(REQUIREMENTS) Write the count of lines that contain the word "NICO" and nothing else.
========
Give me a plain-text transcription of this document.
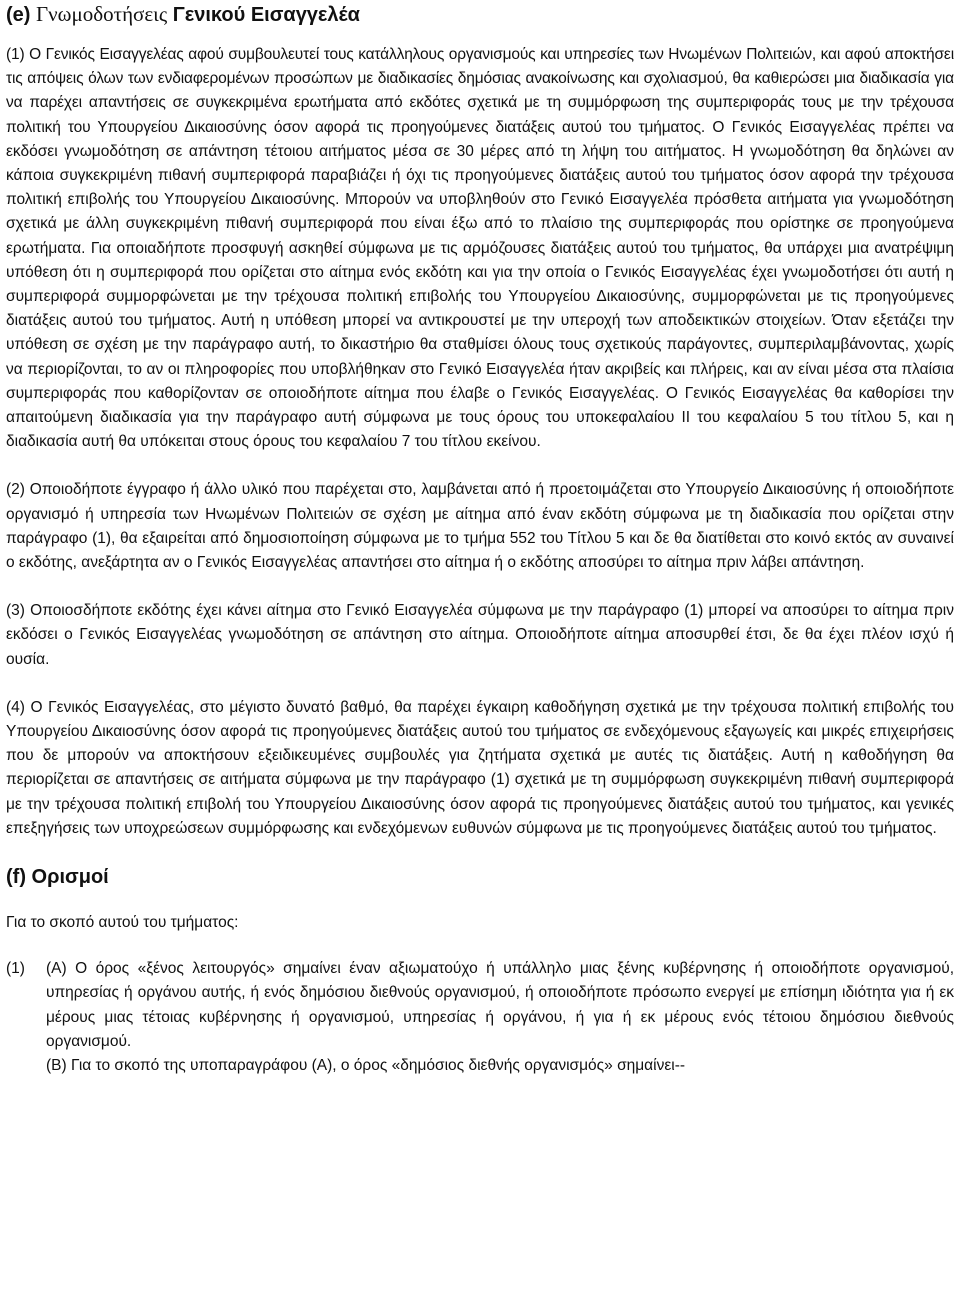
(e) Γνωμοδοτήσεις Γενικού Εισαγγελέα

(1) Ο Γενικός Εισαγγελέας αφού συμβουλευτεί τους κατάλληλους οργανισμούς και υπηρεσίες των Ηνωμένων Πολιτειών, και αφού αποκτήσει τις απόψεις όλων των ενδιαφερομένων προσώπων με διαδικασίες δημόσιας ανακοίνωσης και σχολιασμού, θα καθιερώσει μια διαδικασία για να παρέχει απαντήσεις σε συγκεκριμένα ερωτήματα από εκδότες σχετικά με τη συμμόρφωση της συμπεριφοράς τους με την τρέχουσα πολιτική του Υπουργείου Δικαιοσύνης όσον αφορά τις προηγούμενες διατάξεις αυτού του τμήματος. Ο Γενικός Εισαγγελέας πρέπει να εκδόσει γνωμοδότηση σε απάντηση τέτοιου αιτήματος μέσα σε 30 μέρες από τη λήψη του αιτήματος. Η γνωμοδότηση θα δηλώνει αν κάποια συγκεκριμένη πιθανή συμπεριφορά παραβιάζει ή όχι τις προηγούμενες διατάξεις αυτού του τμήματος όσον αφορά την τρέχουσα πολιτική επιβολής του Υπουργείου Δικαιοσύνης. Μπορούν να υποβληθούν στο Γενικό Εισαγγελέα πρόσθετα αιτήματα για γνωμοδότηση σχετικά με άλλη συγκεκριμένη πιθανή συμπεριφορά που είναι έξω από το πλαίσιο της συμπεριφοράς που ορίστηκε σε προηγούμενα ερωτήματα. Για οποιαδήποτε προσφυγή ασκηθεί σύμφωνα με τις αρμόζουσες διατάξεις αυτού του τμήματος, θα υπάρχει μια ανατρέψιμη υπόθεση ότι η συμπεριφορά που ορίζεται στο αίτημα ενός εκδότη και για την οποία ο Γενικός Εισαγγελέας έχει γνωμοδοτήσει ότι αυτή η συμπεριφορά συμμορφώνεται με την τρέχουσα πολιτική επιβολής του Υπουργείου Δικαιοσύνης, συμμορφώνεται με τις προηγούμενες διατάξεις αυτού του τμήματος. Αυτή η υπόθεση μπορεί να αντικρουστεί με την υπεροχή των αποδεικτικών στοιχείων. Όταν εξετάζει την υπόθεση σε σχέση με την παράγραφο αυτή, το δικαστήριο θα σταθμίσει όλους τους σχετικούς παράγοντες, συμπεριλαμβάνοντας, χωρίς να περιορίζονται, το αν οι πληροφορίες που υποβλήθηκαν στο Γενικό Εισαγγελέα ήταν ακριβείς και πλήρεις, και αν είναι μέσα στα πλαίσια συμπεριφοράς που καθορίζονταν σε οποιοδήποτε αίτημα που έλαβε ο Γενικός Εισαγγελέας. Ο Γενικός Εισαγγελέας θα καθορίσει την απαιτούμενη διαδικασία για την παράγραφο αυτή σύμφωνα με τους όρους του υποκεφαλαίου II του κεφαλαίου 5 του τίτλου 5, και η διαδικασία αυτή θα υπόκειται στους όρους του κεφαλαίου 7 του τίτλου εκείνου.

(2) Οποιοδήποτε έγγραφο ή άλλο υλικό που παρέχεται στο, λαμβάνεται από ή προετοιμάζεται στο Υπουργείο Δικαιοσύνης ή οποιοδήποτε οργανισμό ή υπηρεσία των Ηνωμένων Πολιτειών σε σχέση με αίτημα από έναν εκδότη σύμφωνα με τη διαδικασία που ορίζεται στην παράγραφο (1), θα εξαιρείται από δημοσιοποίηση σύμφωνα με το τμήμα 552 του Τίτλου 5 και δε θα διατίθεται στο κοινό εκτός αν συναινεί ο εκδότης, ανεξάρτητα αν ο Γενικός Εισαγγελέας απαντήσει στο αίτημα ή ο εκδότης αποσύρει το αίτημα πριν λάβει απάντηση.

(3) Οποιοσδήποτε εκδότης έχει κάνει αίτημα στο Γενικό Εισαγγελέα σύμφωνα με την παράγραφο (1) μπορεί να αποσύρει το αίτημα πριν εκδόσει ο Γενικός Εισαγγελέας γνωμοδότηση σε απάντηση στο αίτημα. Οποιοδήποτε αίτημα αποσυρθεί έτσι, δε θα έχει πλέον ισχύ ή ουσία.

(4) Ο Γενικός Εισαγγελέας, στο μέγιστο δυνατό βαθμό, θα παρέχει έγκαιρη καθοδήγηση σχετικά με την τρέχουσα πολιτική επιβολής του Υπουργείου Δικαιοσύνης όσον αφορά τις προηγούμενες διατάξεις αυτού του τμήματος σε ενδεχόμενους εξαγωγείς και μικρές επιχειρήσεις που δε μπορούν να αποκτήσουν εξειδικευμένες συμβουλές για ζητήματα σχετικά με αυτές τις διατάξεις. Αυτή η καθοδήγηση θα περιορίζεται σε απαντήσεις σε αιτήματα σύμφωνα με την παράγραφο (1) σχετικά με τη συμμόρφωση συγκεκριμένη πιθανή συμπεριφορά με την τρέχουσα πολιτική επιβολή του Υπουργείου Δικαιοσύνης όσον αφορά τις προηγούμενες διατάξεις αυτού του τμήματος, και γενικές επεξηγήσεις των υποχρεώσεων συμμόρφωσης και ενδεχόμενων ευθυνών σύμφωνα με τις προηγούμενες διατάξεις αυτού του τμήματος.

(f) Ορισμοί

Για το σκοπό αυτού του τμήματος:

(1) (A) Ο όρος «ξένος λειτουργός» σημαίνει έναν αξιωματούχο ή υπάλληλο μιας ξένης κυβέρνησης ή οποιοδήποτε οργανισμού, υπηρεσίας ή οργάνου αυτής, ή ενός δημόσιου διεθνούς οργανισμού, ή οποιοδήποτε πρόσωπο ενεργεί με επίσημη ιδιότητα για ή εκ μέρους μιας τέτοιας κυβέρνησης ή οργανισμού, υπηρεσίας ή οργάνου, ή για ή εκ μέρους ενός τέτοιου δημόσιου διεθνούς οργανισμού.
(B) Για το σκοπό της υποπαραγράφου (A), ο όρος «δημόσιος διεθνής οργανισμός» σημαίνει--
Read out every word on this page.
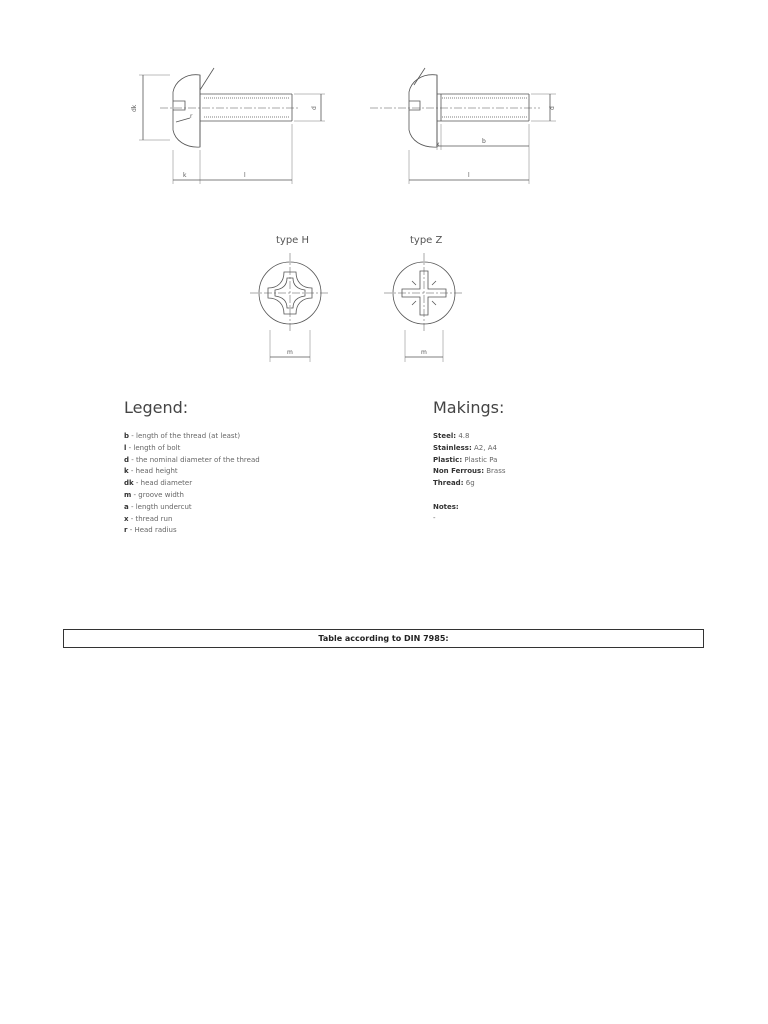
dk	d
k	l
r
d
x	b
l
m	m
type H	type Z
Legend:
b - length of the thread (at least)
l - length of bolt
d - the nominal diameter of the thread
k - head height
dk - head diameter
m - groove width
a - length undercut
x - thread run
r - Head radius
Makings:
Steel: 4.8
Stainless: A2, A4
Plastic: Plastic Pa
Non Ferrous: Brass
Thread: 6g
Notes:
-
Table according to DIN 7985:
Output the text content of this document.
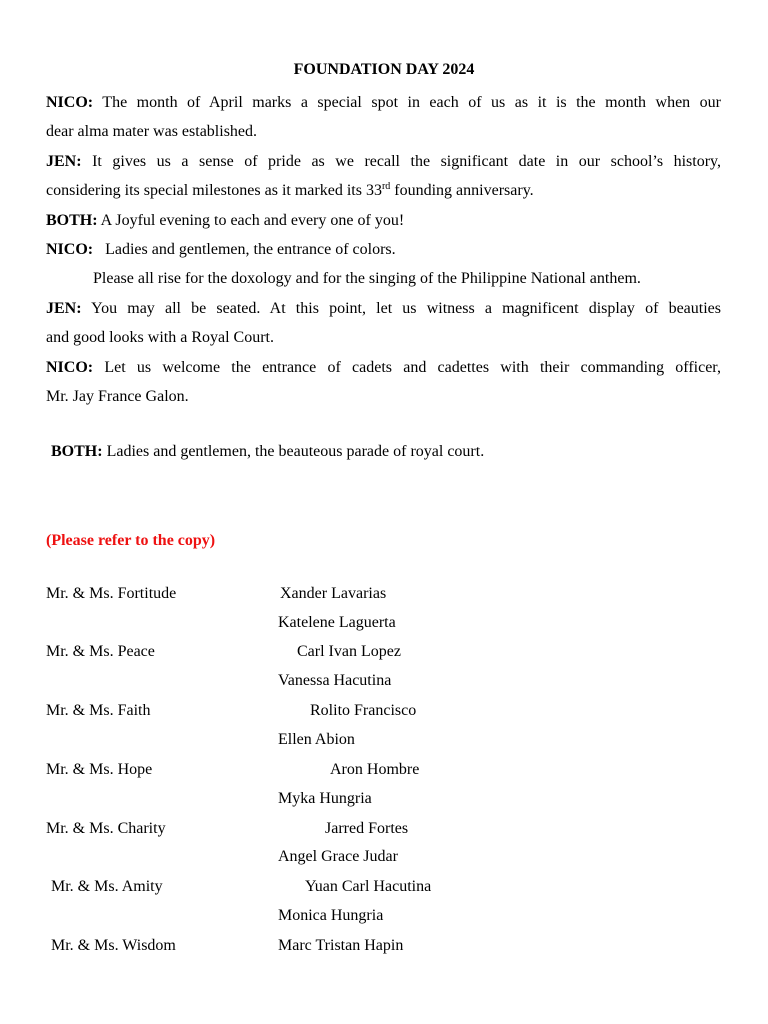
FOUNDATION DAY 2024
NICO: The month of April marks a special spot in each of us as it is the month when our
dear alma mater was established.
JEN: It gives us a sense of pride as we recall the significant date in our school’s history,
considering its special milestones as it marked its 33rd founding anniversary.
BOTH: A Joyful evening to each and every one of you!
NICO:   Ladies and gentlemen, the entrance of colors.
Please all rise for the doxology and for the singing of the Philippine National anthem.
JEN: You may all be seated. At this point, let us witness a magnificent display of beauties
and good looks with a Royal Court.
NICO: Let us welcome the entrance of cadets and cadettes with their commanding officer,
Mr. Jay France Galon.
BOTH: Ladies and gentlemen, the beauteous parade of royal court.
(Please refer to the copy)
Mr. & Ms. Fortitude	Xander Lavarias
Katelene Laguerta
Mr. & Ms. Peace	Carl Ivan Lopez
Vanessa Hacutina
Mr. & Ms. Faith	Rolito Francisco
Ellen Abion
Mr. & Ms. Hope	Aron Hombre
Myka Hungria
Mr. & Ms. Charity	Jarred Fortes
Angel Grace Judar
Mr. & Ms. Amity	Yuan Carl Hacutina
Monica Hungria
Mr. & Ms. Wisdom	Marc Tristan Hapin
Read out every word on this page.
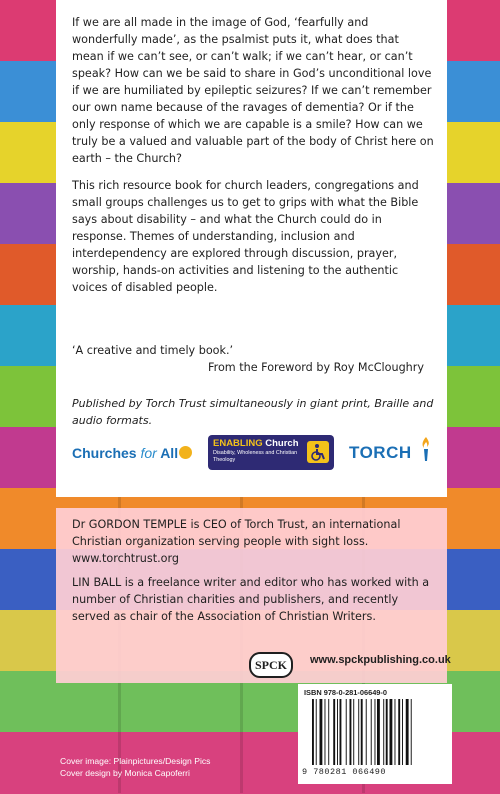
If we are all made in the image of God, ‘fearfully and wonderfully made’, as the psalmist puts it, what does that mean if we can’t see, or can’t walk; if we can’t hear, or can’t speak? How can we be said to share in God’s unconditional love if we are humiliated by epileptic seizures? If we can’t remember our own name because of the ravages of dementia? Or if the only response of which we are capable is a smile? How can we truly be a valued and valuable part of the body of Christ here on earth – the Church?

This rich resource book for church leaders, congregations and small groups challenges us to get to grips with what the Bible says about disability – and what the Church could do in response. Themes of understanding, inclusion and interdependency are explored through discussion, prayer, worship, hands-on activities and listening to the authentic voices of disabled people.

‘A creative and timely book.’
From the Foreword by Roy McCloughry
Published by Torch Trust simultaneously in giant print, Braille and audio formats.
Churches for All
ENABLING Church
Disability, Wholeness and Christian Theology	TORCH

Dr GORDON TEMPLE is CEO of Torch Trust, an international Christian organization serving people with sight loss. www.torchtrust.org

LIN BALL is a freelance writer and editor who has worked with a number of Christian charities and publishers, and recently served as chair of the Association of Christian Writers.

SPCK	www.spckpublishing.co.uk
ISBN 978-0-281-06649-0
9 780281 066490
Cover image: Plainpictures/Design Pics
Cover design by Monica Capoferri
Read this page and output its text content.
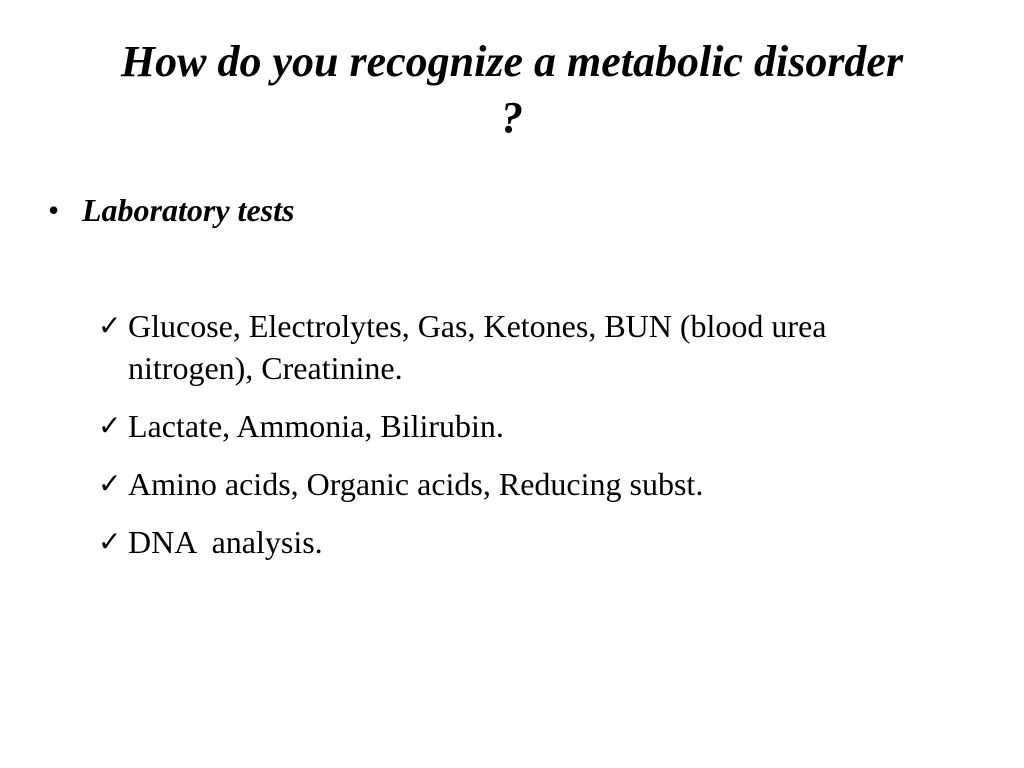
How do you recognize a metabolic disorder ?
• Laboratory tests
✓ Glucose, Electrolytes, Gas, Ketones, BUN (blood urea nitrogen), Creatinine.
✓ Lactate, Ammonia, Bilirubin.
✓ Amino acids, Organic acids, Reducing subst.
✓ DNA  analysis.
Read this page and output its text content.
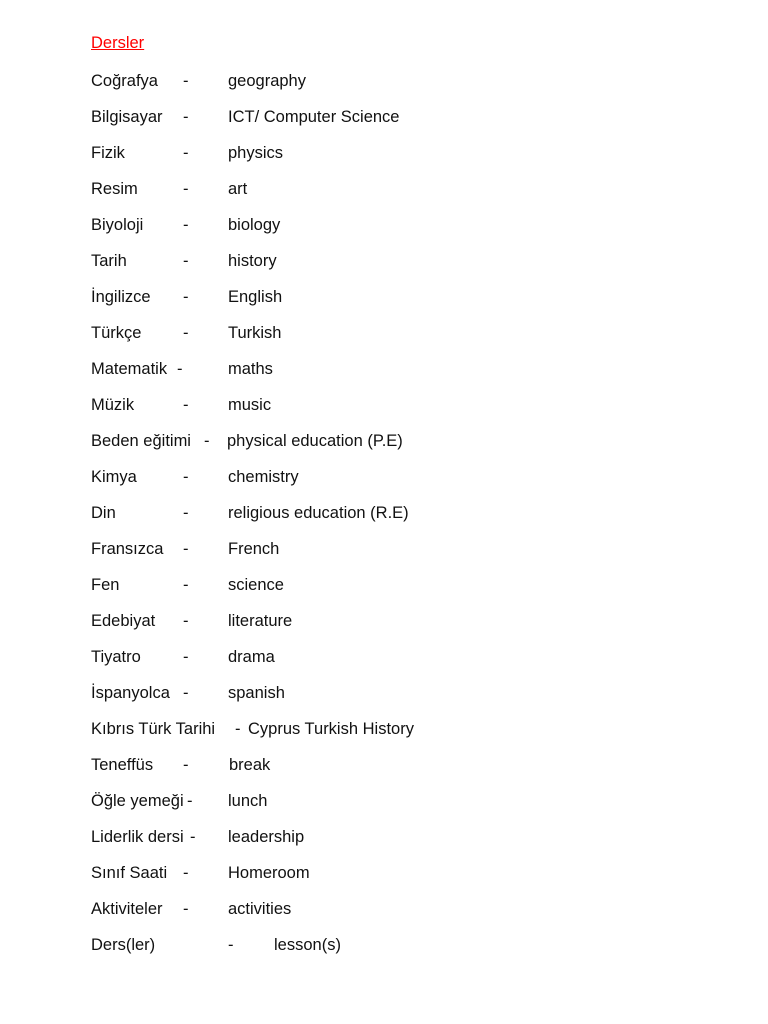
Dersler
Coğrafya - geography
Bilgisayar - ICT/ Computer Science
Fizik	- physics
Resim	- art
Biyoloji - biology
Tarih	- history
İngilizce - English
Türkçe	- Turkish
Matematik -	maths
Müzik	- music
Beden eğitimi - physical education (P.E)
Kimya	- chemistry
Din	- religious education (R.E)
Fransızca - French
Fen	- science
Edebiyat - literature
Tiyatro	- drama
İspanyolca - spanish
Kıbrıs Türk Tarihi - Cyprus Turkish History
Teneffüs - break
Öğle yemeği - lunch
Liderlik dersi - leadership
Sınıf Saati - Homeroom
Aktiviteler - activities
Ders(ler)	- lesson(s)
========
(RESPONSE) 3